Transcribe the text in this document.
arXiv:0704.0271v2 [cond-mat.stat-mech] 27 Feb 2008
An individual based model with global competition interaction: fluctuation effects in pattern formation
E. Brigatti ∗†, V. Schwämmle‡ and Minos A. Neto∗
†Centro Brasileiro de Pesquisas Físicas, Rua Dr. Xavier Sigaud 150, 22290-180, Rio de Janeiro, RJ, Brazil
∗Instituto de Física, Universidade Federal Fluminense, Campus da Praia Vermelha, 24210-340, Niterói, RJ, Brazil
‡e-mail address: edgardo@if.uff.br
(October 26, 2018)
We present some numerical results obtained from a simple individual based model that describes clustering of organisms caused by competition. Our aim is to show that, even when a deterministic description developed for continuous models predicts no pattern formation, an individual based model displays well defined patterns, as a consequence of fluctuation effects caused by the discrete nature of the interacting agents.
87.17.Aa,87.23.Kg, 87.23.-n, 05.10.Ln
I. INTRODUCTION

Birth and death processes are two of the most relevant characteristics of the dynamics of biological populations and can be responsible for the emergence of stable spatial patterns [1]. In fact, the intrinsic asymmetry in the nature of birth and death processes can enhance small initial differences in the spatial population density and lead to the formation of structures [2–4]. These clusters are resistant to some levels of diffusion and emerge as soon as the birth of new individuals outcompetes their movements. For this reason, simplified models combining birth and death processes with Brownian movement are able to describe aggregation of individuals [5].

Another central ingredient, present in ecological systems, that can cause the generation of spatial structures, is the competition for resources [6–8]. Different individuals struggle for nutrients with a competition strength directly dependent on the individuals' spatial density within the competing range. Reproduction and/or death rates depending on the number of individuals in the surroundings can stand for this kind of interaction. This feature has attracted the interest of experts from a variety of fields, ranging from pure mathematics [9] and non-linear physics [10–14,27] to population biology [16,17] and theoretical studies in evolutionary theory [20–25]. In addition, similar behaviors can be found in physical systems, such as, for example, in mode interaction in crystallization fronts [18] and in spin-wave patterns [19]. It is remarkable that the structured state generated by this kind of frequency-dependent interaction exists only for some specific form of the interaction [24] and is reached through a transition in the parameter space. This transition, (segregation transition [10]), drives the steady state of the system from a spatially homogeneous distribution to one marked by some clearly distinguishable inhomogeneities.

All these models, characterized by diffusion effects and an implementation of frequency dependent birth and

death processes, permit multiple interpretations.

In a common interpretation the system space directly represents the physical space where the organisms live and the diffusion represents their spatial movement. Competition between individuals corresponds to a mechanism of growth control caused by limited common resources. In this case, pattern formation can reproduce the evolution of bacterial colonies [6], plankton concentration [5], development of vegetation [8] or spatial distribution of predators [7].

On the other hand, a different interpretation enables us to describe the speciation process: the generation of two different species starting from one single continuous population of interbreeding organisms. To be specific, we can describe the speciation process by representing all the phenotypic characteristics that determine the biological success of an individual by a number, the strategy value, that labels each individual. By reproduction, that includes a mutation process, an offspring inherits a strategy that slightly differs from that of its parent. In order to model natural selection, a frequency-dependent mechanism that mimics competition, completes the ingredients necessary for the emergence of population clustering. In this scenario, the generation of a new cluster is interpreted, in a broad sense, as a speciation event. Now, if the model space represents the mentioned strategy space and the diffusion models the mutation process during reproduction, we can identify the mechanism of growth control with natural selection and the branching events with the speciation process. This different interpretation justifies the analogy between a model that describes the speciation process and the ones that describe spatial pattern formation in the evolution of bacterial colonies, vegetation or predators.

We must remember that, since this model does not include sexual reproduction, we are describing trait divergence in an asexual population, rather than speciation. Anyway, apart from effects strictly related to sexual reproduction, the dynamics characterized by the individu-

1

────

Task statement –
Whenever the string "Brazil" turns up in a line above, copy that line out.

Answer –
†Centro Brasileiro de Pesquisas Físicas, Rua Dr. Xavier Sigaud 150, 22290-180, Rio de Janeiro, RJ, Brazil
∗Instituto de Física, Universidade Federal Fluminense, Campus da Praia Vermelha, 24210-340, Niterói, RJ, Brazil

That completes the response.